### Set problem:
Scan the data below for the string "école". Copy every line where it appears.

####

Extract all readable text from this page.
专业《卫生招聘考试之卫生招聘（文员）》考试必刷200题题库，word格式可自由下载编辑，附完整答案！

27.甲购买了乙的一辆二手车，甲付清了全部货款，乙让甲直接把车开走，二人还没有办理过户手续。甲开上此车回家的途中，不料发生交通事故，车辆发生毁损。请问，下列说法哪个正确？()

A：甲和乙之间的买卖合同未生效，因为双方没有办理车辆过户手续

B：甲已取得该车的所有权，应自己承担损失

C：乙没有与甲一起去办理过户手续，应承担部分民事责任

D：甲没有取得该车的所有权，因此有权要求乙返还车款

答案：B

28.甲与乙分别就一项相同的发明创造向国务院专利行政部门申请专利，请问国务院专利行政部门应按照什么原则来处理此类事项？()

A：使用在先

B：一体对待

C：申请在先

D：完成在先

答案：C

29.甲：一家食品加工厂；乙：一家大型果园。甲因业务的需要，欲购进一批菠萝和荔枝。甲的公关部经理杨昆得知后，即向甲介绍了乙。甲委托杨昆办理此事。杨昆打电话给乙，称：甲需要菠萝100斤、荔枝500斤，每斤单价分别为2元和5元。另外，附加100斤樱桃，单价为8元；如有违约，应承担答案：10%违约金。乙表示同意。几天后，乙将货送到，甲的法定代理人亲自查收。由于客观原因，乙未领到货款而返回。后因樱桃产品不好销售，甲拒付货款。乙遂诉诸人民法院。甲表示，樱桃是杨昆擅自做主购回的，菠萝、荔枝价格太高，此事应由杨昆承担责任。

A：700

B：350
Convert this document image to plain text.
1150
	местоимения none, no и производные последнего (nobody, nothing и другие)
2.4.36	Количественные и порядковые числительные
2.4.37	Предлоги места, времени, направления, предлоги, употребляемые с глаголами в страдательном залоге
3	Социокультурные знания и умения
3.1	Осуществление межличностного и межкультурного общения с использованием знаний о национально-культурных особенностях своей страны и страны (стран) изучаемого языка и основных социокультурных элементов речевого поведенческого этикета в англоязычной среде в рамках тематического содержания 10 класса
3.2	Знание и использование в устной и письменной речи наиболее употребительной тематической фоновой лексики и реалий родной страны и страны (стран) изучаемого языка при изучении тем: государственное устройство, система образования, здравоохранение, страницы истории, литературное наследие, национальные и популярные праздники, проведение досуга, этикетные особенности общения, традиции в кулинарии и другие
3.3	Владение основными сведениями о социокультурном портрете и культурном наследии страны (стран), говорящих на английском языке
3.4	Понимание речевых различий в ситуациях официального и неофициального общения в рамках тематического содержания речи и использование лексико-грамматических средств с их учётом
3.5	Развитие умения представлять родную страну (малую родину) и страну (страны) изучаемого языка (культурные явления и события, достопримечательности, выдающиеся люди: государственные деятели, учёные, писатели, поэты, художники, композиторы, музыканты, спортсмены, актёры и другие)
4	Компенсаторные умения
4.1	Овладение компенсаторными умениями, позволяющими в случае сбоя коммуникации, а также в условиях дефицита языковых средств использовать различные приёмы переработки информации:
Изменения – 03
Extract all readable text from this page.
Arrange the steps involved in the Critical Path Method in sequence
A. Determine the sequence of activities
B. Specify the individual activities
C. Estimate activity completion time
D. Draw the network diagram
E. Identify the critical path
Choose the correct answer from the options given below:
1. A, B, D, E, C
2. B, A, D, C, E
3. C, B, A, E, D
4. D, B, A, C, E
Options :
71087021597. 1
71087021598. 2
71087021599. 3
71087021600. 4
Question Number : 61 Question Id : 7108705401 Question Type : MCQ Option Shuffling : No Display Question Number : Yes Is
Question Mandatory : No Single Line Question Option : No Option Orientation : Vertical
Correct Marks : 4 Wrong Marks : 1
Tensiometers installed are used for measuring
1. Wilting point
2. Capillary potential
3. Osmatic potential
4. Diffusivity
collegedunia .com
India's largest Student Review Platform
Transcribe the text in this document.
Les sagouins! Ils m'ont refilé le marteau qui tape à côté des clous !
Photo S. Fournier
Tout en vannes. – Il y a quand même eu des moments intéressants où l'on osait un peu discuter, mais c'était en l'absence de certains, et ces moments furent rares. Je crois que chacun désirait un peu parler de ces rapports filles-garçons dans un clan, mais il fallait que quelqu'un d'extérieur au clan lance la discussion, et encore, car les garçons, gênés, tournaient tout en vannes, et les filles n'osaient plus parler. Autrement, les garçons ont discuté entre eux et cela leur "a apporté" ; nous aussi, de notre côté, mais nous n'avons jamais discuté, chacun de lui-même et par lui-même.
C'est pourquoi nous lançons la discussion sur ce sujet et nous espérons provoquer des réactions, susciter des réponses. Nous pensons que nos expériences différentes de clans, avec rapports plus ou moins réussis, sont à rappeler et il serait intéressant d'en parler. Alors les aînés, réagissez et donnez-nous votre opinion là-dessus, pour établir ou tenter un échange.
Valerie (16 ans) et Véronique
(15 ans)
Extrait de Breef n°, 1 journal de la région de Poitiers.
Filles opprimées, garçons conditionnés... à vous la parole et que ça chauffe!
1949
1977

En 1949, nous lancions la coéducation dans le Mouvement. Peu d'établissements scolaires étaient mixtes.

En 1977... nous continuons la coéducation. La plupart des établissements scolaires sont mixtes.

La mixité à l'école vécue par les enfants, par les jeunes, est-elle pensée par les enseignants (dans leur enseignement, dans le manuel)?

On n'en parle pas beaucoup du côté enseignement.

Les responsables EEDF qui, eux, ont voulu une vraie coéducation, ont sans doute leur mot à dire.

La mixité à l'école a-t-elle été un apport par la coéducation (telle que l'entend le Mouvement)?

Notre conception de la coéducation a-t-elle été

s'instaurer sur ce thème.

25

####

### In response:
La mixité à l'école vécue par les enfants, par les jeunes, est-elle pensée par les enseignants (dans leur enseignement, dans le manuel)?
La mixité à l'école a-t-elle été un apport par la coéducation (telle que l'entend le Mouvement)?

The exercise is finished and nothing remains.